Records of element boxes
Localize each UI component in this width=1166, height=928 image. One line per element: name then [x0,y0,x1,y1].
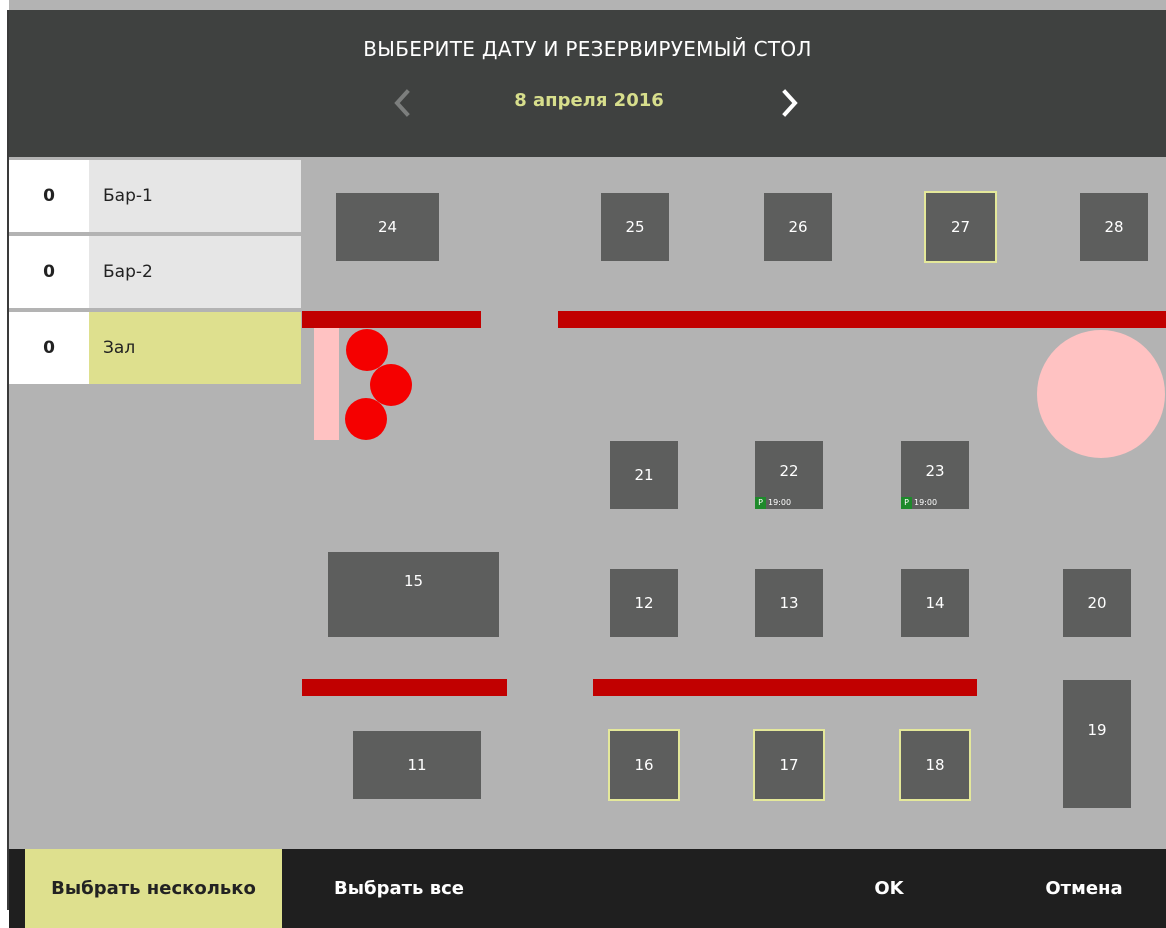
table-24[interactable]: 24 [336,193,439,261]
table-number: 18 [925,756,945,774]
zone-item-bar-1[interactable]: 0 Бар-1 [9,160,301,232]
next-date-button[interactable] [774,88,804,118]
page-title: ВЫБЕРИТЕ ДАТУ И РЕЗЕРВИРУЕМЫЙ СТОЛ [363,37,812,61]
table-number: 13 [779,594,799,612]
bar-stool [370,364,412,406]
table-number: 28 [1104,218,1124,236]
table-19[interactable]: 19 [1063,680,1131,808]
zone-item-bar-2[interactable]: 0 Бар-2 [9,236,301,308]
table-number: 23 [925,462,945,480]
table-number: 17 [779,756,799,774]
round-decor [1037,330,1165,458]
table-11[interactable]: 11 [353,731,481,799]
table-12[interactable]: 12 [610,569,678,637]
ok-button[interactable]: OK [829,849,949,928]
table-number: 21 [634,466,654,484]
table-number: 22 [779,462,799,480]
chevron-right-icon [782,89,798,117]
zone-count: 0 [9,312,89,384]
wall [593,679,977,696]
table-27[interactable]: 27 [924,191,997,263]
table-17[interactable]: 17 [753,729,825,801]
table-23[interactable]: 23 Р 19:00 [901,441,969,509]
prev-date-button[interactable] [388,88,418,118]
select-multiple-button[interactable]: Выбрать несколько [25,849,282,928]
reservation-time: 19:00 [768,498,792,507]
reservation-time: 19:00 [914,498,938,507]
table-13[interactable]: 13 [755,569,823,637]
table-number: 19 [1087,721,1107,739]
reservation-dialog: ВЫБЕРИТЕ ДАТУ И РЕЗЕРВИРУЕМЫЙ СТОЛ 8 апр… [9,0,1166,928]
table-number: 27 [950,218,971,236]
table-28[interactable]: 28 [1080,193,1148,261]
cancel-button[interactable]: Отмена [1019,849,1149,928]
table-number: 25 [625,218,645,236]
table-22[interactable]: 22 Р 19:00 [755,441,823,509]
table-number: 15 [403,571,424,590]
reservation-badge: Р 19:00 [901,497,937,509]
zone-count: 0 [9,236,89,308]
table-number: 26 [788,218,808,236]
zone-count: 0 [9,160,89,232]
table-26[interactable]: 26 [764,193,832,261]
footer-toolbar: Выбрать несколько Выбрать все OK Отмена [9,849,1166,928]
current-date: 8 апреля 2016 [514,90,664,111]
reservation-mark: Р [755,497,766,509]
wall [302,679,507,696]
table-20[interactable]: 20 [1063,569,1131,637]
table-18[interactable]: 18 [899,729,971,801]
header: ВЫБЕРИТЕ ДАТУ И РЕЗЕРВИРУЕМЫЙ СТОЛ 8 апр… [9,10,1166,157]
zone-name: Зал [89,312,301,384]
table-25[interactable]: 25 [601,193,669,261]
table-number: 20 [1087,594,1107,612]
bar-counter [314,328,339,440]
reservation-mark: Р [901,497,912,509]
table-number: 24 [377,218,398,236]
reservation-badge: Р 19:00 [755,497,791,509]
zone-name: Бар-2 [89,236,301,308]
zone-list: 0 Бар-1 0 Бар-2 0 Зал [9,160,301,388]
select-all-button[interactable]: Выбрать все [309,849,489,928]
table-number: 12 [634,594,654,612]
table-14[interactable]: 14 [901,569,969,637]
table-21[interactable]: 21 [610,441,678,509]
table-number: 11 [407,756,427,774]
wall [302,311,481,328]
wall [558,311,1166,328]
chevron-left-icon [394,89,410,117]
table-number: 14 [925,594,945,612]
bar-stool [345,398,387,440]
zone-item-hall[interactable]: 0 Зал [9,312,301,384]
table-number: 16 [634,756,654,774]
table-16[interactable]: 16 [608,729,680,801]
table-15[interactable]: 15 [328,552,499,637]
bar-stool [346,329,388,371]
window-edge [0,0,9,928]
zone-name: Бар-1 [89,160,301,232]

● Exercise directions
Retype every line of the material above word for word, leaving out the picture.

● Task answer
Localize each UI component in this width=1166, height=928 image. One line per element: name then [x0,y0,x1,y1].
table-24[interactable]: 24 [336,193,439,261]
table-number: 18 [925,756,945,774]
zone-item-bar-1[interactable]: 0 Бар-1 [9,160,301,232]
next-date-button[interactable] [774,88,804,118]
page-title: ВЫБЕРИТЕ ДАТУ И РЕЗЕРВИРУЕМЫЙ СТОЛ [363,37,812,61]
table-number: 13 [779,594,799,612]
bar-stool [370,364,412,406]
table-number: 28 [1104,218,1124,236]
table-19[interactable]: 19 [1063,680,1131,808]
zone-item-bar-2[interactable]: 0 Бар-2 [9,236,301,308]
table-number: 23 [925,462,945,480]
table-number: 17 [779,756,799,774]
round-decor [1037,330,1165,458]
table-11[interactable]: 11 [353,731,481,799]
table-12[interactable]: 12 [610,569,678,637]
ok-button[interactable]: OK [829,849,949,928]
table-number: 21 [634,466,654,484]
table-number: 22 [779,462,799,480]
chevron-right-icon [782,89,798,117]
zone-count: 0 [9,312,89,384]
wall [593,679,977,696]
table-27[interactable]: 27 [924,191,997,263]
table-17[interactable]: 17 [753,729,825,801]
table-23[interactable]: 23 Р 19:00 [901,441,969,509]
prev-date-button[interactable] [388,88,418,118]
select-multiple-button[interactable]: Выбрать несколько [25,849,282,928]
reservation-time: 19:00 [768,498,792,507]
reservation-time: 19:00 [914,498,938,507]
table-13[interactable]: 13 [755,569,823,637]
table-number: 19 [1087,721,1107,739]
reservation-dialog: ВЫБЕРИТЕ ДАТУ И РЕЗЕРВИРУЕМЫЙ СТОЛ 8 апр… [9,0,1166,928]
table-number: 27 [950,218,971,236]
table-28[interactable]: 28 [1080,193,1148,261]
cancel-button[interactable]: Отмена [1019,849,1149,928]
table-number: 25 [625,218,645,236]
table-22[interactable]: 22 Р 19:00 [755,441,823,509]
table-number: 15 [403,571,424,590]
reservation-badge: Р 19:00 [901,497,937,509]
zone-count: 0 [9,236,89,308]
table-number: 26 [788,218,808,236]
zone-count: 0 [9,160,89,232]
table-26[interactable]: 26 [764,193,832,261]
footer-toolbar: Выбрать несколько Выбрать все OK Отмена [9,849,1166,928]
current-date: 8 апреля 2016 [514,90,664,111]
reservation-mark: Р [755,497,766,509]
wall [302,679,507,696]
table-20[interactable]: 20 [1063,569,1131,637]
table-18[interactable]: 18 [899,729,971,801]
header: ВЫБЕРИТЕ ДАТУ И РЕЗЕРВИРУЕМЫЙ СТОЛ 8 апр… [9,10,1166,157]
zone-name: Зал [89,312,301,384]
table-25[interactable]: 25 [601,193,669,261]
table-number: 20 [1087,594,1107,612]
bar-counter [314,328,339,440]
reservation-mark: Р [901,497,912,509]
table-number: 24 [377,218,398,236]
reservation-badge: Р 19:00 [755,497,791,509]
zone-name: Бар-2 [89,236,301,308]
zone-list: 0 Бар-1 0 Бар-2 0 Зал [9,160,301,388]
select-all-button[interactable]: Выбрать все [309,849,489,928]
table-number: 12 [634,594,654,612]
table-14[interactable]: 14 [901,569,969,637]
table-21[interactable]: 21 [610,441,678,509]
table-number: 11 [407,756,427,774]
wall [302,311,481,328]
wall [558,311,1166,328]
chevron-left-icon [394,89,410,117]
table-number: 14 [925,594,945,612]
bar-stool [345,398,387,440]
zone-item-hall[interactable]: 0 Зал [9,312,301,384]
table-number: 16 [634,756,654,774]
table-16[interactable]: 16 [608,729,680,801]
table-15[interactable]: 15 [328,552,499,637]
bar-stool [346,329,388,371]
window-edge [0,0,9,928]
zone-name: Бар-1 [89,160,301,232]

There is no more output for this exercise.